**YOUR OBJECTIVE**
In this exercise, return the whole listing exactly, excluding any images.
* begin GIVEN INFORMATION *
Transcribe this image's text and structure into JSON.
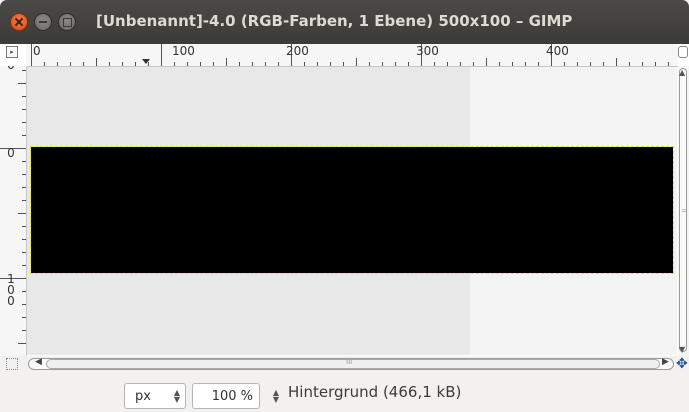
{
  "window": {
    "title": "[Unbenannt]-4.0 (RGB-Farben, 1 Ebene) 500x100 – GIMP",
    "close_icon": "close-icon",
    "minimize_icon": "minimize-icon",
    "maximize_icon": "maximize-icon"
  },
  "rulers": {
    "horizontal_labels": [
      "0",
      "100",
      "200",
      "300",
      "400"
    ],
    "vertical_labels": [
      {
        "text": "0",
        "vertical": false
      },
      {
        "text": "0",
        "vertical": false
      },
      {
        "text": "100",
        "vertical": true
      }
    ]
  },
  "canvas": {
    "image_color": "#000000",
    "boundary_color": "#e8e800"
  },
  "scrollbars": {
    "vertical_grip": "=",
    "horizontal_grip": "III",
    "left_arrow": "◀",
    "right_arrow": "▶",
    "up_arrow": "▲",
    "down_arrow": "▼"
  },
  "statusbar": {
    "unit": "px",
    "zoom": "100 %",
    "layer_info": "Hintergrund (466,1 kB)"
  },
  "icons": {
    "navigate": "✥",
    "quickmask": "quickmask-icon",
    "nav_toggle": "menu-icon",
    "zoom_toggle": "zoom-icon"
  }
}
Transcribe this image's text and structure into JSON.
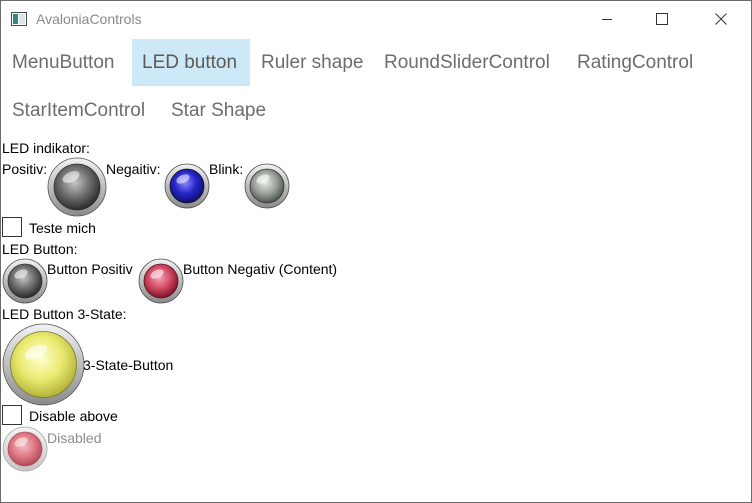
{
  "window": {
    "title": "AvaloniaControls",
    "controls": [
      "minimize-icon",
      "maximize-icon",
      "close-icon"
    ]
  },
  "tabs": [
    {
      "label": "MenuButton",
      "selected": false
    },
    {
      "label": "LED button",
      "selected": true
    },
    {
      "label": "Ruler shape",
      "selected": false
    },
    {
      "label": "RoundSliderControl",
      "selected": false
    },
    {
      "label": "RatingControl",
      "selected": false
    },
    {
      "label": "StarItemControl",
      "selected": false
    },
    {
      "label": "Star Shape",
      "selected": false
    }
  ],
  "led_indicator": {
    "heading": "LED indikator:",
    "positive_label": "Positiv:",
    "negative_label": "Negaitiv:",
    "blink_label": "Blink:"
  },
  "test_checkbox": {
    "label": "Teste mich",
    "checked": false
  },
  "led_button": {
    "heading": "LED Button:",
    "positive_label": "Button Positiv",
    "negative_label": "Button Negativ (Content)"
  },
  "led_3state": {
    "heading": "LED Button 3-State:",
    "button_label": "3-State-Button"
  },
  "disable_checkbox": {
    "label": "Disable above",
    "checked": false
  },
  "disabled_led": {
    "label": "Disabled"
  },
  "colors": {
    "tab_selected_bg": "#cde8f6",
    "led_off": "#7a7a7a",
    "led_blue": "#3030d0",
    "led_blink": "#a8b0a8",
    "led_red": "#d04060",
    "led_yellow": "#ecec6a",
    "led_disabled": "#e07a86"
  }
}
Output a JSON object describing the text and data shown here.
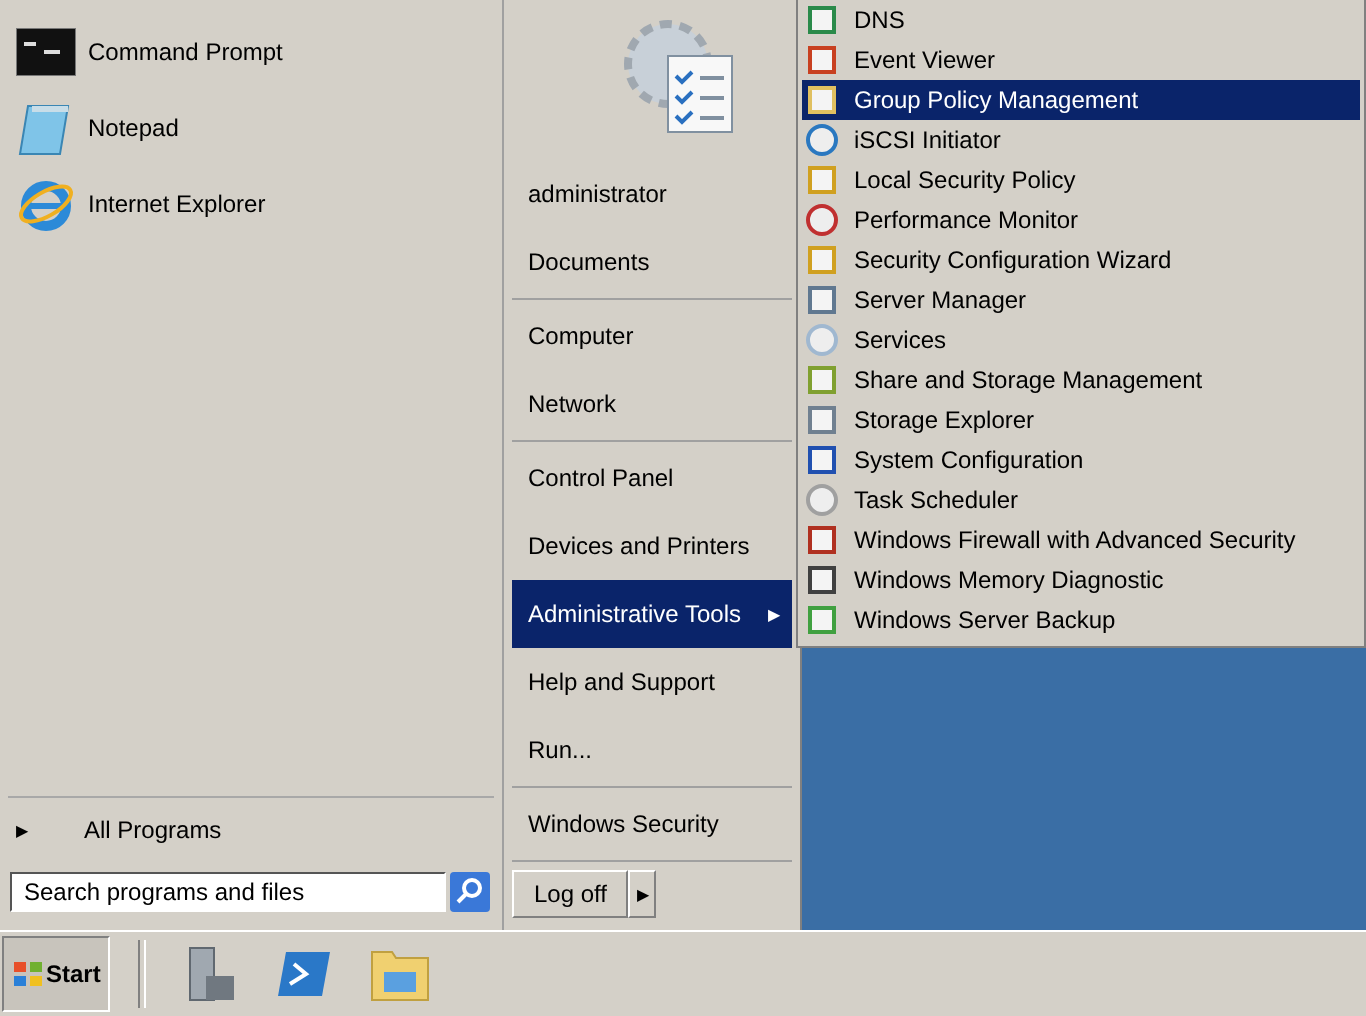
{
  "start_menu": {
    "pinned": [
      {
        "label": "Command Prompt"
      },
      {
        "label": "Notepad"
      },
      {
        "label": "Internet Explorer"
      }
    ],
    "all_programs": {
      "arrow": "▶",
      "label": "All Programs"
    },
    "search": {
      "placeholder": "Search programs and files"
    },
    "right_groups": [
      [
        {
          "label": "administrator",
          "selected": false,
          "submenu": false
        },
        {
          "label": "Documents",
          "selected": false,
          "submenu": false
        }
      ],
      [
        {
          "label": "Computer",
          "selected": false,
          "submenu": false
        },
        {
          "label": "Network",
          "selected": false,
          "submenu": false
        }
      ],
      [
        {
          "label": "Control Panel",
          "selected": false,
          "submenu": false
        },
        {
          "label": "Devices and Printers",
          "selected": false,
          "submenu": false
        },
        {
          "label": "Administrative Tools",
          "selected": true,
          "submenu": true
        },
        {
          "label": "Help and Support",
          "selected": false,
          "submenu": false
        },
        {
          "label": "Run...",
          "selected": false,
          "submenu": false
        }
      ],
      [
        {
          "label": "Windows Security",
          "selected": false,
          "submenu": false
        }
      ]
    ],
    "log_off": {
      "label": "Log off",
      "arrow": "▶"
    }
  },
  "submenu": {
    "items": [
      {
        "label": "DNS",
        "selected": false
      },
      {
        "label": "Event Viewer",
        "selected": false
      },
      {
        "label": "Group Policy Management",
        "selected": true
      },
      {
        "label": "iSCSI Initiator",
        "selected": false
      },
      {
        "label": "Local Security Policy",
        "selected": false
      },
      {
        "label": "Performance Monitor",
        "selected": false
      },
      {
        "label": "Security Configuration Wizard",
        "selected": false
      },
      {
        "label": "Server Manager",
        "selected": false
      },
      {
        "label": "Services",
        "selected": false
      },
      {
        "label": "Share and Storage Management",
        "selected": false
      },
      {
        "label": "Storage Explorer",
        "selected": false
      },
      {
        "label": "System Configuration",
        "selected": false
      },
      {
        "label": "Task Scheduler",
        "selected": false
      },
      {
        "label": "Windows Firewall with Advanced Security",
        "selected": false
      },
      {
        "label": "Windows Memory Diagnostic",
        "selected": false
      },
      {
        "label": "Windows Server Backup",
        "selected": false
      }
    ]
  },
  "taskbar": {
    "start": {
      "label": "Start"
    }
  }
}
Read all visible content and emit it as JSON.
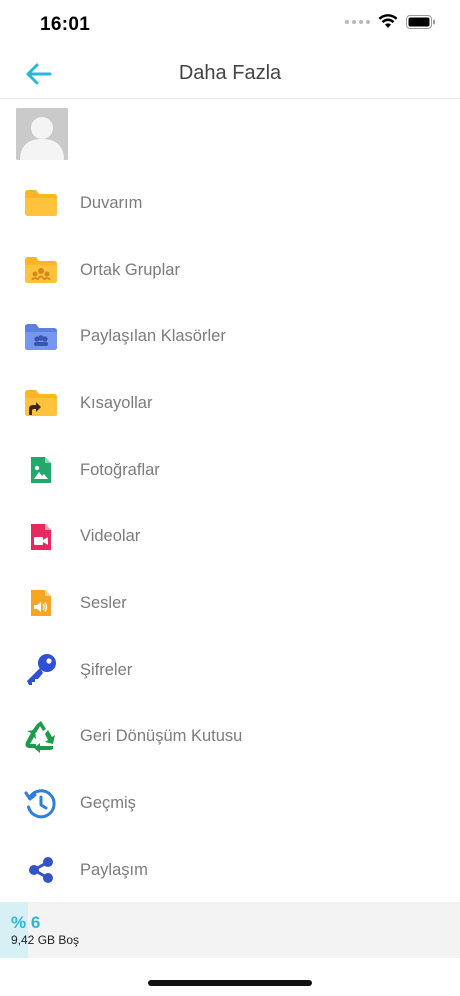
{
  "status": {
    "time": "16:01",
    "icons": [
      "signal-icon",
      "wifi-icon",
      "battery-icon"
    ]
  },
  "header": {
    "title": "Daha Fazla",
    "back_icon": "arrow-left-icon"
  },
  "profile": {
    "avatar_icon": "user-avatar-placeholder"
  },
  "menu": [
    {
      "label": "Duvarım",
      "icon": "folder-icon"
    },
    {
      "label": "Ortak Gruplar",
      "icon": "group-folder-icon"
    },
    {
      "label": "Paylaşılan Klasörler",
      "icon": "shared-folder-icon"
    },
    {
      "label": "Kısayollar",
      "icon": "shortcut-folder-icon"
    },
    {
      "label": "Fotoğraflar",
      "icon": "photo-file-icon"
    },
    {
      "label": "Videolar",
      "icon": "video-file-icon"
    },
    {
      "label": "Sesler",
      "icon": "audio-file-icon"
    },
    {
      "label": "Şifreler",
      "icon": "key-icon"
    },
    {
      "label": "Geri Dönüşüm Kutusu",
      "icon": "recycle-icon"
    },
    {
      "label": "Geçmiş",
      "icon": "history-icon"
    },
    {
      "label": "Paylaşım",
      "icon": "share-icon"
    }
  ],
  "storage": {
    "percent_label": "% 6",
    "percent_used": 6,
    "free_label": "9,42 GB Boş"
  },
  "colors": {
    "accent": "#2bb7d6",
    "folder": "#ffb526",
    "shared_folder": "#6c8ce8",
    "photo": "#21a86a",
    "video": "#e8295f",
    "key": "#2e4fd6",
    "recycle": "#1a9c4a",
    "history": "#2d7fd9",
    "share": "#3554c4"
  }
}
* end GIVEN INFORMATION *
**FINISHED EXERCISE**
Transcribe this image's text and structure into JSON.
{
  "window": {
    "title": "[Unbenannt]-4.0 (RGB-Farben, 1 Ebene) 500x100 – GIMP",
    "close_icon": "close-icon",
    "minimize_icon": "minimize-icon",
    "maximize_icon": "maximize-icon"
  },
  "rulers": {
    "horizontal_labels": [
      "0",
      "100",
      "200",
      "300",
      "400"
    ],
    "vertical_labels": [
      {
        "text": "0",
        "vertical": false
      },
      {
        "text": "0",
        "vertical": false
      },
      {
        "text": "100",
        "vertical": true
      }
    ]
  },
  "canvas": {
    "image_color": "#000000",
    "boundary_color": "#e8e800"
  },
  "scrollbars": {
    "vertical_grip": "=",
    "horizontal_grip": "III",
    "left_arrow": "◀",
    "right_arrow": "▶",
    "up_arrow": "▲",
    "down_arrow": "▼"
  },
  "statusbar": {
    "unit": "px",
    "zoom": "100 %",
    "layer_info": "Hintergrund (466,1 kB)"
  },
  "icons": {
    "navigate": "✥",
    "quickmask": "quickmask-icon",
    "nav_toggle": "menu-icon",
    "zoom_toggle": "zoom-icon"
  }
}
Transcribe this image's text and structure into JSON.
{
  "window": {
    "title": "AvaloniaControls",
    "controls": [
      "minimize-icon",
      "maximize-icon",
      "close-icon"
    ]
  },
  "tabs": [
    {
      "label": "MenuButton",
      "selected": false
    },
    {
      "label": "LED button",
      "selected": true
    },
    {
      "label": "Ruler shape",
      "selected": false
    },
    {
      "label": "RoundSliderControl",
      "selected": false
    },
    {
      "label": "RatingControl",
      "selected": false
    },
    {
      "label": "StarItemControl",
      "selected": false
    },
    {
      "label": "Star Shape",
      "selected": false
    }
  ],
  "led_indicator": {
    "heading": "LED indikator:",
    "positive_label": "Positiv:",
    "negative_label": "Negaitiv:",
    "blink_label": "Blink:"
  },
  "test_checkbox": {
    "label": "Teste mich",
    "checked": false
  },
  "led_button": {
    "heading": "LED Button:",
    "positive_label": "Button Positiv",
    "negative_label": "Button Negativ (Content)"
  },
  "led_3state": {
    "heading": "LED Button 3-State:",
    "button_label": "3-State-Button"
  },
  "disable_checkbox": {
    "label": "Disable above",
    "checked": false
  },
  "disabled_led": {
    "label": "Disabled"
  },
  "colors": {
    "tab_selected_bg": "#cde8f6",
    "led_off": "#7a7a7a",
    "led_blue": "#3030d0",
    "led_blink": "#a8b0a8",
    "led_red": "#d04060",
    "led_yellow": "#ecec6a",
    "led_disabled": "#e07a86"
  }
}
Output a JSON object describing the text and data shown here.
{
  "start_menu": {
    "pinned": [
      {
        "label": "Command Prompt"
      },
      {
        "label": "Notepad"
      },
      {
        "label": "Internet Explorer"
      }
    ],
    "all_programs": {
      "arrow": "▶",
      "label": "All Programs"
    },
    "search": {
      "placeholder": "Search programs and files"
    },
    "right_groups": [
      [
        {
          "label": "administrator",
          "selected": false,
          "submenu": false
        },
        {
          "label": "Documents",
          "selected": false,
          "submenu": false
        }
      ],
      [
        {
          "label": "Computer",
          "selected": false,
          "submenu": false
        },
        {
          "label": "Network",
          "selected": false,
          "submenu": false
        }
      ],
      [
        {
          "label": "Control Panel",
          "selected": false,
          "submenu": false
        },
        {
          "label": "Devices and Printers",
          "selected": false,
          "submenu": false
        },
        {
          "label": "Administrative Tools",
          "selected": true,
          "submenu": true
        },
        {
          "label": "Help and Support",
          "selected": false,
          "submenu": false
        },
        {
          "label": "Run...",
          "selected": false,
          "submenu": false
        }
      ],
      [
        {
          "label": "Windows Security",
          "selected": false,
          "submenu": false
        }
      ]
    ],
    "log_off": {
      "label": "Log off",
      "arrow": "▶"
    }
  },
  "submenu": {
    "items": [
      {
        "label": "DNS",
        "selected": false
      },
      {
        "label": "Event Viewer",
        "selected": false
      },
      {
        "label": "Group Policy Management",
        "selected": true
      },
      {
        "label": "iSCSI Initiator",
        "selected": false
      },
      {
        "label": "Local Security Policy",
        "selected": false
      },
      {
        "label": "Performance Monitor",
        "selected": false
      },
      {
        "label": "Security Configuration Wizard",
        "selected": false
      },
      {
        "label": "Server Manager",
        "selected": false
      },
      {
        "label": "Services",
        "selected": false
      },
      {
        "label": "Share and Storage Management",
        "selected": false
      },
      {
        "label": "Storage Explorer",
        "selected": false
      },
      {
        "label": "System Configuration",
        "selected": false
      },
      {
        "label": "Task Scheduler",
        "selected": false
      },
      {
        "label": "Windows Firewall with Advanced Security",
        "selected": false
      },
      {
        "label": "Windows Memory Diagnostic",
        "selected": false
      },
      {
        "label": "Windows Server Backup",
        "selected": false
      }
    ]
  },
  "taskbar": {
    "start": {
      "label": "Start"
    }
  }
}
Read all visible content and emit it as JSON.
{
  "status": {
    "time": "16:01",
    "icons": [
      "signal-icon",
      "wifi-icon",
      "battery-icon"
    ]
  },
  "header": {
    "title": "Daha Fazla",
    "back_icon": "arrow-left-icon"
  },
  "profile": {
    "avatar_icon": "user-avatar-placeholder"
  },
  "menu": [
    {
      "label": "Duvarım",
      "icon": "folder-icon"
    },
    {
      "label": "Ortak Gruplar",
      "icon": "group-folder-icon"
    },
    {
      "label": "Paylaşılan Klasörler",
      "icon": "shared-folder-icon"
    },
    {
      "label": "Kısayollar",
      "icon": "shortcut-folder-icon"
    },
    {
      "label": "Fotoğraflar",
      "icon": "photo-file-icon"
    },
    {
      "label": "Videolar",
      "icon": "video-file-icon"
    },
    {
      "label": "Sesler",
      "icon": "audio-file-icon"
    },
    {
      "label": "Şifreler",
      "icon": "key-icon"
    },
    {
      "label": "Geri Dönüşüm Kutusu",
      "icon": "recycle-icon"
    },
    {
      "label": "Geçmiş",
      "icon": "history-icon"
    },
    {
      "label": "Paylaşım",
      "icon": "share-icon"
    }
  ],
  "storage": {
    "percent_label": "% 6",
    "percent_used": 6,
    "free_label": "9,42 GB Boş"
  },
  "colors": {
    "accent": "#2bb7d6",
    "folder": "#ffb526",
    "shared_folder": "#6c8ce8",
    "photo": "#21a86a",
    "video": "#e8295f",
    "key": "#2e4fd6",
    "recycle": "#1a9c4a",
    "history": "#2d7fd9",
    "share": "#3554c4"
  }
}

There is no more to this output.